Segment Start: Given passage
Abbasgulu bey Khanbaba oglu Shadlinski (Abbasqulu bəy Şadlinski) was a Soviet military leader, revolutionary, and commander of a partisan detachment force called "Red camp", which played a significant role in establishment of the Soviet power in Armenia and Nakhchivan. The historian S.P.Aghayan called Shadlinski "the brave son of Azerbaijani people".

==Biography==
He was born on February 24, 1886, in Boyuk Vedi village (now Vedi city) of Erivansky Uyezd of Erivan Governorate. He lost his father at an early age. In 1894, he studied at two-year Russo-Tatar school in his native village with the help of his mother, but he could not finish his education because of material problems. In 1902, he worked in a ground area, which he inherited from his father. The February Revolution of 1907 had a significant influence on the formation of Shadlinski's political thinking.

In 1918 and 1919 he commanded the self-defence forces of Vedi. against Dashnak detachments.

In autumn 1920, the "Red camp" partisan detachment, of which Shadlinski became the commander, and was distinguished during Civil War in Nakhchivan, was formed on the initiative of Nakhchivan communists. Initially the detachment consisted of 200 Azerbaijani soldiers, but later it filled with new forces of other nationalities.
Segment End: Given passage
Segment Start: Raw data
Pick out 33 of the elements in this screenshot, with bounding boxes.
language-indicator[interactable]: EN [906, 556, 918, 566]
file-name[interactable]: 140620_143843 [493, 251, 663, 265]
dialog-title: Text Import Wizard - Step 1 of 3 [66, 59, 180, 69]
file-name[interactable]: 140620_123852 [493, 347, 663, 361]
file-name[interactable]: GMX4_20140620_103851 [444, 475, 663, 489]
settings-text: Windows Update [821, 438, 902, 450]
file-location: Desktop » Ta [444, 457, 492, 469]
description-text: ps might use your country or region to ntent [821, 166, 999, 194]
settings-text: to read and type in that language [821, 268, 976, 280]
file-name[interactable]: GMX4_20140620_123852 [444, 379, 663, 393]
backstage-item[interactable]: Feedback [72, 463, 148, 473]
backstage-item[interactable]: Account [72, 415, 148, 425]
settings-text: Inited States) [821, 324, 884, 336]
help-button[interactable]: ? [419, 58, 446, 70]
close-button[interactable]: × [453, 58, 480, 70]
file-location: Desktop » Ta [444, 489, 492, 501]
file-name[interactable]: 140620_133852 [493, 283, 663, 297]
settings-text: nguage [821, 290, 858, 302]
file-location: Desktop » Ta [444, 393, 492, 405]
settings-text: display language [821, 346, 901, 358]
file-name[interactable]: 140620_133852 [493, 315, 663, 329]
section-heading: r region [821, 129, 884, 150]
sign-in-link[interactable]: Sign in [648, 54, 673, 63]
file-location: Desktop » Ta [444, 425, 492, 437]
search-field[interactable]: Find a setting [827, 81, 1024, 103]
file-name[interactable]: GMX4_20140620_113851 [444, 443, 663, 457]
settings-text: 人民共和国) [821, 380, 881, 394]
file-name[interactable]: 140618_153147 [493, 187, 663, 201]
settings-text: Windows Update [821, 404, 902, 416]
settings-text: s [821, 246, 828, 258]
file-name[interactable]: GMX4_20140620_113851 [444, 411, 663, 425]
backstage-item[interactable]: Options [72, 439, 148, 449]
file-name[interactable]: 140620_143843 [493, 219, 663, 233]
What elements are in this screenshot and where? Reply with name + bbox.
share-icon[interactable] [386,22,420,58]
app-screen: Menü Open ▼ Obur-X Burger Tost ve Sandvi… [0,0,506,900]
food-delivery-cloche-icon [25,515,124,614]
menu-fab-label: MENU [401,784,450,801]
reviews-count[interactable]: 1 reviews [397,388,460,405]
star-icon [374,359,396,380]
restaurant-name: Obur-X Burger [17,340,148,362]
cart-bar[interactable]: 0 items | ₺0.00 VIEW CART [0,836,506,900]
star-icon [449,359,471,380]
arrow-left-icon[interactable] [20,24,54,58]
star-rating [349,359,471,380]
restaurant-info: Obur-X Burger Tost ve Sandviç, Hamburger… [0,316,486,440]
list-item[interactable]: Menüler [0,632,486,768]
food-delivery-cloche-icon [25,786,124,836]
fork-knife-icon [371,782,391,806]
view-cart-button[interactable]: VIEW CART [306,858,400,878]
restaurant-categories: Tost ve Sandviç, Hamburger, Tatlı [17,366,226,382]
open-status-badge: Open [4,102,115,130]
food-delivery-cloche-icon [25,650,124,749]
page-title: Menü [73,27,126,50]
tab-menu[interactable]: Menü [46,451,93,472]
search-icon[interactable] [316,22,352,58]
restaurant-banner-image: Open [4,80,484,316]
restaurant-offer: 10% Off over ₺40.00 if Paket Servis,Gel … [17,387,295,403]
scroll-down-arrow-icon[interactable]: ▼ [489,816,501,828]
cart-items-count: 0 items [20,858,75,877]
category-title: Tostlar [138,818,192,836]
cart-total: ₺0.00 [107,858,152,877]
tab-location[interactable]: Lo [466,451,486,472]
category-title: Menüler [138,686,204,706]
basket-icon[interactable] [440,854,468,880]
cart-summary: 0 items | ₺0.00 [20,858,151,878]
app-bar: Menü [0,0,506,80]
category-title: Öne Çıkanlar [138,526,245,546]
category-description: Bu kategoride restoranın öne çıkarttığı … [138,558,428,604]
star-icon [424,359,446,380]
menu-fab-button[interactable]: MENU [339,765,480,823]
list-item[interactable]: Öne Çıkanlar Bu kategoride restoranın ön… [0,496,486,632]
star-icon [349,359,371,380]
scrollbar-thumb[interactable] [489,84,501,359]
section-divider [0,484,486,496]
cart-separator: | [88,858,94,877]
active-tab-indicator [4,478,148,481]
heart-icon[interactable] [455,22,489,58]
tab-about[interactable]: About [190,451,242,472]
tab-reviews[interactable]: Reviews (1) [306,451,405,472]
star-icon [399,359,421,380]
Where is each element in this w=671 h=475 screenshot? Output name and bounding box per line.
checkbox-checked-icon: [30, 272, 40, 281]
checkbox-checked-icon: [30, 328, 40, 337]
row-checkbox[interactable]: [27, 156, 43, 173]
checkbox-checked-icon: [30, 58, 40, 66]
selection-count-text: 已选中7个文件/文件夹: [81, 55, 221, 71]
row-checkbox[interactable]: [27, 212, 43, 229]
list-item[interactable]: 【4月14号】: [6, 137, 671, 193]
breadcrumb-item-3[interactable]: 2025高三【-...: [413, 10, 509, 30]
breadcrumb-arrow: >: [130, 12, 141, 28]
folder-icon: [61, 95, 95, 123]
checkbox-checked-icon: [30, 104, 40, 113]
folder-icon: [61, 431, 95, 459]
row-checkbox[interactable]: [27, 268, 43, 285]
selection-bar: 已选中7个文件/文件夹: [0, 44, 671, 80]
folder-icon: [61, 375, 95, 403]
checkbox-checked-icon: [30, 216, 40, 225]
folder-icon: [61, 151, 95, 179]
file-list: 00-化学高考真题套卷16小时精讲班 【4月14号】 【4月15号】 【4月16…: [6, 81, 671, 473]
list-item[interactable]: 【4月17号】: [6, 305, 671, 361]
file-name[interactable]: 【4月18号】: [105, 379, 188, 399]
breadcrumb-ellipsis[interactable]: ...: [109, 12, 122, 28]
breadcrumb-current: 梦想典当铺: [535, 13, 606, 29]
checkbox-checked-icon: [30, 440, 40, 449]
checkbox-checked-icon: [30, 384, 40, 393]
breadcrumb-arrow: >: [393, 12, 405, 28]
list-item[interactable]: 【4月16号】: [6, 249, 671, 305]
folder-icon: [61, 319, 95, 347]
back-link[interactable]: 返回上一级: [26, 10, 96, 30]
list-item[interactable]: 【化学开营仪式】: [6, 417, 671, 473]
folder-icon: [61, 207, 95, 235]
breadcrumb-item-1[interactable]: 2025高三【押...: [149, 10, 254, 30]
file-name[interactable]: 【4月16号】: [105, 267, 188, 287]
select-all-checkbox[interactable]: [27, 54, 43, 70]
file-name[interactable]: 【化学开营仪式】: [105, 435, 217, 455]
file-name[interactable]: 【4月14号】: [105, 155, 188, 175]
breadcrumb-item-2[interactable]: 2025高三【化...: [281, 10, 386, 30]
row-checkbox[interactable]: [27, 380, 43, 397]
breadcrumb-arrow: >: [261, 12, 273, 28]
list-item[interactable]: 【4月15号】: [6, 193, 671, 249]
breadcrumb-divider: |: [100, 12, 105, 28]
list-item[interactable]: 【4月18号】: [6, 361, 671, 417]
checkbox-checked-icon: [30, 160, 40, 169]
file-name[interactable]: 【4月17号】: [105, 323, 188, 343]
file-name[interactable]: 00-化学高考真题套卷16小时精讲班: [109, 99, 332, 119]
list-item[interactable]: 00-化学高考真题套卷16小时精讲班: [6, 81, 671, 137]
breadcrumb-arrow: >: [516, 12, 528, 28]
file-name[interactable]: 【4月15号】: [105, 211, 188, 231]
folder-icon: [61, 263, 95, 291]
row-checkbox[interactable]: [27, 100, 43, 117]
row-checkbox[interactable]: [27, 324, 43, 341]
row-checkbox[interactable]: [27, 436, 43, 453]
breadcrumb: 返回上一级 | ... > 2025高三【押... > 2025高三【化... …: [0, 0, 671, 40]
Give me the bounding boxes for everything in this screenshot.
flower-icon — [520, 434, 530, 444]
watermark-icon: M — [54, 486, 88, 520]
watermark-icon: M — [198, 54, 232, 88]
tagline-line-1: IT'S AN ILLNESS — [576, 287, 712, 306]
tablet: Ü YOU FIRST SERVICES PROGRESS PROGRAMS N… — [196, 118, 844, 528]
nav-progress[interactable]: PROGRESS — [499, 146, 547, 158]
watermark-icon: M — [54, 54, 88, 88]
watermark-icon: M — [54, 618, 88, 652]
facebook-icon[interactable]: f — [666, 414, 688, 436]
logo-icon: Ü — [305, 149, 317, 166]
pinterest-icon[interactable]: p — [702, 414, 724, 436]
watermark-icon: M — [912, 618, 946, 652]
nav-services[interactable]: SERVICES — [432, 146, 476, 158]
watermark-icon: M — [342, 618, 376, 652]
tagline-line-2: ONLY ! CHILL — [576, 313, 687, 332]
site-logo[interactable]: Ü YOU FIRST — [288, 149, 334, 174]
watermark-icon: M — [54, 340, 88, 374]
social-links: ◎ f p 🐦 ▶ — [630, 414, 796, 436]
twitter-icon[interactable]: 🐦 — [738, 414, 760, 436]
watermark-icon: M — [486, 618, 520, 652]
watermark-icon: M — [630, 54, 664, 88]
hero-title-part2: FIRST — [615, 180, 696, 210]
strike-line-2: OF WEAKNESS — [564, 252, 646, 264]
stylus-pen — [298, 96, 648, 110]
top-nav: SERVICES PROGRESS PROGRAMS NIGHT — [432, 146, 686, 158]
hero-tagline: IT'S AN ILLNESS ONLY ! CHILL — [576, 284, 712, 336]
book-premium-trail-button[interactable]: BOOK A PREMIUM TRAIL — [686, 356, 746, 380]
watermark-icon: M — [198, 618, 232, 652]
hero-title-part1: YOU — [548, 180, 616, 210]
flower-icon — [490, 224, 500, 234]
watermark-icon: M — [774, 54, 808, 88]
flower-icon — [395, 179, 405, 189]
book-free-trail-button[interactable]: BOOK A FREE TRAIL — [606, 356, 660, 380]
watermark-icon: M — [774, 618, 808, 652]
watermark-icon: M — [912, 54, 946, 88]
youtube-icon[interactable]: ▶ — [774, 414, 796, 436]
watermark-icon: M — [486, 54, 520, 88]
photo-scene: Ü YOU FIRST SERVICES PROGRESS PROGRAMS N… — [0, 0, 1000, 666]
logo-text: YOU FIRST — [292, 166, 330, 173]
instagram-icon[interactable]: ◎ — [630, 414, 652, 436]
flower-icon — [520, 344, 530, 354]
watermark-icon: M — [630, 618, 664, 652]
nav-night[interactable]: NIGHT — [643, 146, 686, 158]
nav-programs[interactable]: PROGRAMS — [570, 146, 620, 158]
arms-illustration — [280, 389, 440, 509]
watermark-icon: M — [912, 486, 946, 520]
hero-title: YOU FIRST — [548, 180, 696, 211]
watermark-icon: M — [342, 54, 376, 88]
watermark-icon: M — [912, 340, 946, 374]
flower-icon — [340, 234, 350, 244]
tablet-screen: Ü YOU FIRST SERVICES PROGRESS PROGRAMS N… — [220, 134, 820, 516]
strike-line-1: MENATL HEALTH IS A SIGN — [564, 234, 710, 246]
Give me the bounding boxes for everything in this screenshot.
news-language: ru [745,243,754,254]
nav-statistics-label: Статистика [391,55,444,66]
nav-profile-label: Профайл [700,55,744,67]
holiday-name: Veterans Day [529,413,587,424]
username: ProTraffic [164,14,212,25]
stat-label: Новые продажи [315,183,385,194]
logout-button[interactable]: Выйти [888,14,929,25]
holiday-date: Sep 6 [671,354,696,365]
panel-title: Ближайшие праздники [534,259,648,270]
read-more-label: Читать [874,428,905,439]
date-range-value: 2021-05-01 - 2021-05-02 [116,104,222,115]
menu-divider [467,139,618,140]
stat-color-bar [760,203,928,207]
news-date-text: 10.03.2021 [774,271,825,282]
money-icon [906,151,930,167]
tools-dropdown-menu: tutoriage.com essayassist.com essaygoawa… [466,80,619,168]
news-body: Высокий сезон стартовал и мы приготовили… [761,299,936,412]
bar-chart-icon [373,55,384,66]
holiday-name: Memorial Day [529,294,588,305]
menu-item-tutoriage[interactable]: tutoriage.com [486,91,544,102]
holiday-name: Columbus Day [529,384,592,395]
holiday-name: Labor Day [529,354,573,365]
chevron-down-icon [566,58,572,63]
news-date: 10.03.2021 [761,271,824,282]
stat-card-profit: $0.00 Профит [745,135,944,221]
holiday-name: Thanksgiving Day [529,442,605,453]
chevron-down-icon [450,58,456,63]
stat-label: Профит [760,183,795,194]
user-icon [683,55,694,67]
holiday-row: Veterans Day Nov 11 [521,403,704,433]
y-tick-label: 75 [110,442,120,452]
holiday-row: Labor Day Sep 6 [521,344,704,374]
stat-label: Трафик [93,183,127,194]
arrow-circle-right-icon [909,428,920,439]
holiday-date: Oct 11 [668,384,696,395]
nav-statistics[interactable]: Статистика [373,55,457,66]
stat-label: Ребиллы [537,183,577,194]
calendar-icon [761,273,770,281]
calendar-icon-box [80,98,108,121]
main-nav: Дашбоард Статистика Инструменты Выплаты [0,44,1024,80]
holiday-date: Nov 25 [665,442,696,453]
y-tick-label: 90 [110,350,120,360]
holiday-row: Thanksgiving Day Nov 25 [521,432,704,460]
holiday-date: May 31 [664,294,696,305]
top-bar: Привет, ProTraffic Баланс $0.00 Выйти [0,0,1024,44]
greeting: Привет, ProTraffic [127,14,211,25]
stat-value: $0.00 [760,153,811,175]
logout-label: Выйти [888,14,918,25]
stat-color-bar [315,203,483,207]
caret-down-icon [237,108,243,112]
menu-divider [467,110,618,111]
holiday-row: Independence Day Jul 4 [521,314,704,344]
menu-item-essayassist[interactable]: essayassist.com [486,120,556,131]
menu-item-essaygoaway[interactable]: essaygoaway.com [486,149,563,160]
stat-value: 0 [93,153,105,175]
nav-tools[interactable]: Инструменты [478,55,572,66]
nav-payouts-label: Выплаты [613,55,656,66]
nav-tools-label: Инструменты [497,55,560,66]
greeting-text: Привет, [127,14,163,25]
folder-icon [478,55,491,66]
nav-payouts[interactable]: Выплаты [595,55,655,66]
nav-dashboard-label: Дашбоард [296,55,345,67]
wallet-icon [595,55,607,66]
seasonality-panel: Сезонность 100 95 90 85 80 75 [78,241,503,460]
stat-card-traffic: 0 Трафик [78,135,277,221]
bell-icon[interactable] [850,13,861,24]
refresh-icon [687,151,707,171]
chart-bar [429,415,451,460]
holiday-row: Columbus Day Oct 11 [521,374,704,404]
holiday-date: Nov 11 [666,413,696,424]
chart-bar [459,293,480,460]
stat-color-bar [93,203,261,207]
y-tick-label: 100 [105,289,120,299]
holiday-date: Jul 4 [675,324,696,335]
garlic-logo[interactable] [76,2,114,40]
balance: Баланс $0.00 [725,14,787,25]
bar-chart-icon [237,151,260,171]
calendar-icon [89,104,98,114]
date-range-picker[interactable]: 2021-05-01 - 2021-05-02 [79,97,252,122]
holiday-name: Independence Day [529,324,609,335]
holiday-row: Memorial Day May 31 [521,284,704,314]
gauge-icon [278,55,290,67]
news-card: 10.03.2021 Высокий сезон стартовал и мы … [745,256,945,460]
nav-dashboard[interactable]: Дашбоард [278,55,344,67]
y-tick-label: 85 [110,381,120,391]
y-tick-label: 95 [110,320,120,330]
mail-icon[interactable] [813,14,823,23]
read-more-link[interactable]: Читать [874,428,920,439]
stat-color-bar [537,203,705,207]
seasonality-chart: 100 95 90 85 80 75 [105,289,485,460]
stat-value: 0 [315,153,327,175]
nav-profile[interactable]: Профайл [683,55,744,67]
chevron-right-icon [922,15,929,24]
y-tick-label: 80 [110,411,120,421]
Segment End: Raw data
● **Requirement 1**
Reproduce verbatim the stretch of the Shadlinski passage from "Abbasgulu bey Khanbaba" through "Shadlinski's political thinking.".
● **Requirement 2**
Write the next part of the Shadlinski passage, starting right after its final sentence.

● **Exercise output 1**
Abbasgulu bey Khanbaba oglu Shadlinski (Abbasqulu bəy Şadlinski) was a Soviet military leader, revolutionary, and commander of a partisan detachment force called "Red camp", which played a significant role in establishment of the Soviet power in Armenia and Nakhchivan. The historian S.P.Aghayan called Shadlinski "the brave son of Azerbaijani people".

==Biography==
He was born on February 24, 1886, in Boyuk Vedi village (now Vedi city) of Erivansky Uyezd of Erivan Governorate. He lost his father at an early age. In 1894, he studied at two-year Russo-Tatar school in his native village with the help of his mother, but he could not finish his education because of material problems. In 1902, he worked in a ground area, which he inherited from his father. The February Revolution of 1907 had a significant influence on the formation of Shadlinski's political thinking.

● **Exercise output 2**
It is noted that Turkish command authority repeatedly wanted to bring Abbasgulu bey and his friend Huseynov to trial. Atik Azizyan, leader of the Central Committee of the Communist Party of Armenia, writing about the reasons for Abbasgulu bey and his friend Huseynov's pursuit, noted, "The point is that these people foil plans of the Turkish Commanding Authority with their activity." Later he wrote that "Abbasgulu bey rendered the Soviet Authority great services" when the Soviet authority was established in Nakhchivan and that is why Abbasgulu bey aroused hatred of Turks ... "

Shadlinski, commander of the "Red Camp" detachment was conferred the Order of the Red Banner for his merits, which he showed in battles against the Dashnak authority. There were also 18 Azerbaijanis, including such commanders of companies as Ibrahim Farzaliyev, Alakbar Sadykhov, Museyib Akhundov, Fatulla Huseynov, Gafar Aliyev, Ibrahim Asgerov and Khalil Mehdiyev among the awarded ones.

Shadlinski stayed in Nakhchivan till the end of 1922, and led a guard of state borders. From 1922 to 1928, after he returned to Vedi, he worked in several industrial positions of the Armenian SSR, and later was appointed to the chairman of a cement mill in Davalu village.

He was killed by unknown person in 1930.

==Memory==
Abbas gulu Gulu bey Shadlinski's image was shown in Farman Karimzade's Snowy pass novel. In 1971, Azerbaijanfilm film studio shot the Snowy pass film based on motifs of the novel. Hasan Mammadov played the role of Shadlinski.